* To be done *
Below is a set of records; restate each one word for word.

** start **

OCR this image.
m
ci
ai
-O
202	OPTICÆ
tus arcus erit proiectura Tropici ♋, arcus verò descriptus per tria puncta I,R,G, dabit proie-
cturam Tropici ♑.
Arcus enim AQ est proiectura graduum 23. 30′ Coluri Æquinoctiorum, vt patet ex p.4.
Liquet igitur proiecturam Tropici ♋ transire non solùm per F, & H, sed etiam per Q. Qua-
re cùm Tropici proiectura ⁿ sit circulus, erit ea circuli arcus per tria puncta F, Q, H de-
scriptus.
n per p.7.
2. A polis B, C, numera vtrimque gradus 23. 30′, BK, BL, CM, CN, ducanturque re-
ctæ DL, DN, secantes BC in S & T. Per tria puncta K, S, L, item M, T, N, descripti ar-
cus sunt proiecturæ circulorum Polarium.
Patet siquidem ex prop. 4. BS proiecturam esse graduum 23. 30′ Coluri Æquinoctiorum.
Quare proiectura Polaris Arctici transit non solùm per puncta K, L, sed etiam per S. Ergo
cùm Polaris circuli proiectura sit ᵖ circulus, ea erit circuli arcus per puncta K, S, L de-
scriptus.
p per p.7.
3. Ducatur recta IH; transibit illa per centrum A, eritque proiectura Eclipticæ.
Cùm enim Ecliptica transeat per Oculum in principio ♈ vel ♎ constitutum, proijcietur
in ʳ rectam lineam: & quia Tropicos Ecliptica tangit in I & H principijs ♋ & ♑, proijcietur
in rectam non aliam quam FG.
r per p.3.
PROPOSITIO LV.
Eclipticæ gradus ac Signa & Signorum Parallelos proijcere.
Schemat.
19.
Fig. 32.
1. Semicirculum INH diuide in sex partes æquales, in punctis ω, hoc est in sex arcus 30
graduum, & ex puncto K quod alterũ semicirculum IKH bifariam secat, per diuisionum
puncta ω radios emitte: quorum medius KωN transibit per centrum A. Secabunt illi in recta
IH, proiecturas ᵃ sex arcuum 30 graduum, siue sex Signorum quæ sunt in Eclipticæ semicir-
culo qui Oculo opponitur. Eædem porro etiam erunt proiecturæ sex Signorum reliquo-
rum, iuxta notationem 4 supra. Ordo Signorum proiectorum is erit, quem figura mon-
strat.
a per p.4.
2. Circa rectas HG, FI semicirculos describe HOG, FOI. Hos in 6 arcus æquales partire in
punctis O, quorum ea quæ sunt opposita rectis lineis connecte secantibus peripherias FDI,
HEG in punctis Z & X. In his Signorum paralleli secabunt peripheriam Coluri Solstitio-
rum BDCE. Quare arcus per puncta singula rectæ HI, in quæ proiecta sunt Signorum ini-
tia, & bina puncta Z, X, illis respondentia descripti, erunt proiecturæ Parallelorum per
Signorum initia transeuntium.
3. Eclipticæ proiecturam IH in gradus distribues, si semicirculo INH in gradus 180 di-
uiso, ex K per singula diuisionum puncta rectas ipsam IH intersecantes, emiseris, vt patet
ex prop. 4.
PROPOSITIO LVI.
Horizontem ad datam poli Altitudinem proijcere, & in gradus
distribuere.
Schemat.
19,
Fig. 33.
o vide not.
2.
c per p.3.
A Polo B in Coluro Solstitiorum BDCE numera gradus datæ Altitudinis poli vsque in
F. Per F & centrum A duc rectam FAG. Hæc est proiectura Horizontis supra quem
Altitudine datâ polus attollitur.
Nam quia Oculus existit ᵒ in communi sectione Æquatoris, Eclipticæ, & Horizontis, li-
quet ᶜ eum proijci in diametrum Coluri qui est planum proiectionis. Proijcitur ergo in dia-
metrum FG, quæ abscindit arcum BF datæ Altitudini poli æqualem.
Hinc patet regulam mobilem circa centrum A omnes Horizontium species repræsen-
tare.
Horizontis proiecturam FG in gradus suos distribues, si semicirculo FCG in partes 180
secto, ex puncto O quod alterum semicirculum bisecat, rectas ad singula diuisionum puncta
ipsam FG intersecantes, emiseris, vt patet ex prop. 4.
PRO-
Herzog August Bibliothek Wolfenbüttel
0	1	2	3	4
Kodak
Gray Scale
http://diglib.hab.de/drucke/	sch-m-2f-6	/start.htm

** end **

* Solution for this problem *
OCR this image.
m
ci
ai
-O
202	OPTICÆ
tus arcus erit proiectura Tropici ♋, arcus verò descriptus per tria puncta I,R,G, dabit proie-
cturam Tropici ♑.
Arcus enim AQ est proiectura graduum 23. 30′ Coluri Æquinoctiorum, vt patet ex p.4.
Liquet igitur proiecturam Tropici ♋ transire non solùm per F, & H, sed etiam per Q. Qua-
re cùm Tropici proiectura ⁿ sit circulus, erit ea circuli arcus per tria puncta F, Q, H de-
scriptus.
n per p.7.
2. A polis B, C, numera vtrimque gradus 23. 30′, BK, BL, CM, CN, ducanturque re-
ctæ DL, DN, secantes BC in S & T. Per tria puncta K, S, L, item M, T, N, descripti ar-
cus sunt proiecturæ circulorum Polarium.
Patet siquidem ex prop. 4. BS proiecturam esse graduum 23. 30′ Coluri Æquinoctiorum.
Quare proiectura Polaris Arctici transit non solùm per puncta K, L, sed etiam per S. Ergo
cùm Polaris circuli proiectura sit ᵖ circulus, ea erit circuli arcus per puncta K, S, L de-
scriptus.
p per p.7.
3. Ducatur recta IH; transibit illa per centrum A, eritque proiectura Eclipticæ.
Cùm enim Ecliptica transeat per Oculum in principio ♈ vel ♎ constitutum, proijcietur
in ʳ rectam lineam: & quia Tropicos Ecliptica tangit in I & H principijs ♋ & ♑, proijcietur
in rectam non aliam quam FG.
r per p.3.
PROPOSITIO LV.
Eclipticæ gradus ac Signa & Signorum Parallelos proijcere.
Schemat.
19.
Fig. 32.
1. Semicirculum INH diuide in sex partes æquales, in punctis ω, hoc est in sex arcus 30
graduum, & ex puncto K quod alterũ semicirculum IKH bifariam secat, per diuisionum
puncta ω radios emitte: quorum medius KωN transibit per centrum A. Secabunt illi in recta
IH, proiecturas ᵃ sex arcuum 30 graduum, siue sex Signorum quæ sunt in Eclipticæ semicir-
culo qui Oculo opponitur. Eædem porro etiam erunt proiecturæ sex Signorum reliquo-
rum, iuxta notationem 4 supra. Ordo Signorum proiectorum is erit, quem figura mon-
strat.
a per p.4.
2. Circa rectas HG, FI semicirculos describe HOG, FOI. Hos in 6 arcus æquales partire in
punctis O, quorum ea quæ sunt opposita rectis lineis connecte secantibus peripherias FDI,
HEG in punctis Z & X. In his Signorum paralleli secabunt peripheriam Coluri Solstitio-
rum BDCE. Quare arcus per puncta singula rectæ HI, in quæ proiecta sunt Signorum ini-
tia, & bina puncta Z, X, illis respondentia descripti, erunt proiecturæ Parallelorum per
Signorum initia transeuntium.
3. Eclipticæ proiecturam IH in gradus distribues, si semicirculo INH in gradus 180 di-
uiso, ex K per singula diuisionum puncta rectas ipsam IH intersecantes, emiseris, vt patet
ex prop. 4.
PROPOSITIO LVI.
Horizontem ad datam poli Altitudinem proijcere, & in gradus
distribuere.
Schemat.
19,
Fig. 33.
o vide not.
2.
c per p.3.
A Polo B in Coluro Solstitiorum BDCE numera gradus datæ Altitudinis poli vsque in
F. Per F & centrum A duc rectam FAG. Hæc est proiectura Horizontis supra quem
Altitudine datâ polus attollitur.
Nam quia Oculus existit ᵒ in communi sectione Æquatoris, Eclipticæ, & Horizontis, li-
quet ᶜ eum proijci in diametrum Coluri qui est planum proiectionis. Proijcitur ergo in dia-
metrum FG, quæ abscindit arcum BF datæ Altitudini poli æqualem.
Hinc patet regulam mobilem circa centrum A omnes Horizontium species repræsen-
tare.
Horizontis proiecturam FG in gradus suos distribues, si semicirculo FCG in partes 180
secto, ex puncto O quod alterum semicirculum bisecat, rectas ad singula diuisionum puncta
ipsam FG intersecantes, emiseris, vt patet ex prop. 4.
PRO-
Herzog August Bibliothek Wolfenbüttel
0	1	2	3	4
Kodak
Gray Scale
http://diglib.hab.de/drucke/	sch-m-2f-6	/start.htm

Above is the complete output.